- _EXCERPT_
With such views, Miall may surely be included in the ‘London Pulpit.’ Tried by his own theory, he is a legitimate subject for a sketch. The truth he held in Leicester he holds in London, and he is still as much a divine in the ‘Nonconformist’ office as when he was pastor of an Independent Church. Occasionally he preaches in one or other of the metropolitan pulpits, and the studied discourse read – but read with admirable distinctness – is of a kind to make you regret that Miall is so seldom seen where he is fitted to do so much. If you have not an orator before you in the common acceptation of the term, you have before you a master of argument, gifted with a clearness of expression and a high order of thought, rare anywhere, especially in the pulpit now-a-days. Buckingham wrote of Hobbes’ style, that

‘Clear as a beautiful transparent skin,Which never hides the blood, yet holds it in;Like a delicious stream it ever ran,As smooth as woman and as strong as man.’

Of Miall’s style precisely the same may be said. It is always as clear, sometimes as cold, as ice. As a still further proof of Miall’s claim to be considered a religious teacher, witness his ‘British Churches’ and his ‘Basis of Faith,’ – books eminently adapted for the age in which we live. Yet Miall can speak to the poor, and does so. The teetotalers have built a hall called the Good Samaritan Hall, on Saffron Hill. It is a low neighbourhood. It is surrounded by the dwellings of the poor, and it is erected there as a light for that dark spot, by means of which the drunkard may emerge into a higher life. The last time I heard Miall was there: the room was full. On a table, dressed in an old blue great coat, stood Miall, preaching to men and women, gathered from the highways and byways, from the crowds for whose souls no one cares. Surely that was a finer sight than if, arrayed in lawn, he was preaching to the fashion and wealth of Vanity Fair.

- _DATA_
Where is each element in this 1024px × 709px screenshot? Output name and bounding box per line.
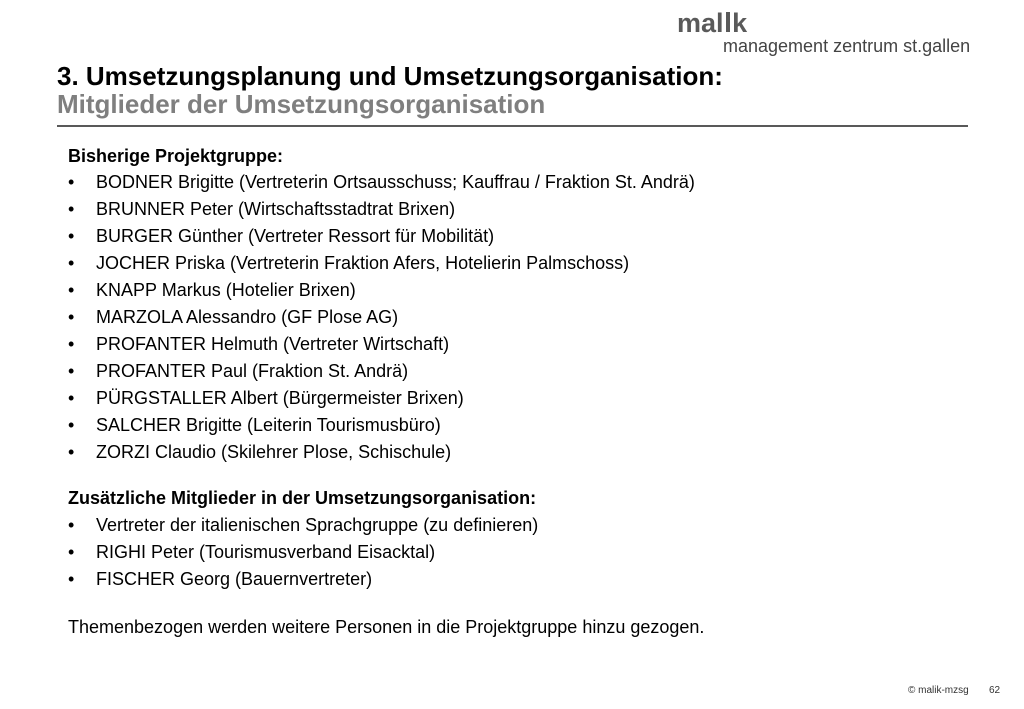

- _LIST OF TASKS_
- a) In the passage about Miall, what was Miall wearing when the writer last heard him preach at the Good Samaritan Hall?
- b) Carry the passage about Miall on past its final sentence.
The listing has no connection to the passage about Miall.

- _RESPONSES_
- a) An old blue great coat.

- b)
CARDINAL WISEMAN

Roman Catholicism seems part and parcel of human nature. Luther was not more a product of his age than Leo X. That one man should be a Papist seems as natural as that another man should be a Protestant. Our sects and schisms are not a very edifying sight. The greater number of them are eternally wrangling, and uttering at the best but discordant sounds. Few of them make any provision for the sensuous, for the love of decency and order and solemn ceremonial, which is characteristic of some minds. Many of them are actually contemptible when you come into close collision with them, and examine their working, and watch their effect. The harder, the more literal, the more matter-of-fact they are, the greater is the chance that some subjected to their discipline should rebel against it and become converts to the ancient faith. Mr. Lucas was a Quaker till he became the editor of the Tablet. It is very probable that Robert Owen may yet die in communion with Rome. The Roman Catholic Church offers unity – rest for the tempest-tossed – and to the young and the ardent and the impassioned an attractive worship and an imposing form.

By the side of it – the Protestant substitute for it – the Evangelical Alliance seems a poor thing indeed. Hence it is that the cry of Roman Catholic ascendancy has always been raised ever since the Church of England appropriated its wealth and seated itself in its place. It always has been in danger from the Church of Rome, and it always will. Human nature is always the same. What has grown out of it at one time will grow out of it another. Heresy, as Sir Thomas Browne well put it, is like the river Arethusa, which in one place is lost sight of, but only to reappear further on. Each age has its own development. Each age but repeats the past, as the son in his turn reproduces the blunders and the youthful follies of his sire.

It is true we get wise, and —

“Departing leave behind usFootprints on the sands of time.”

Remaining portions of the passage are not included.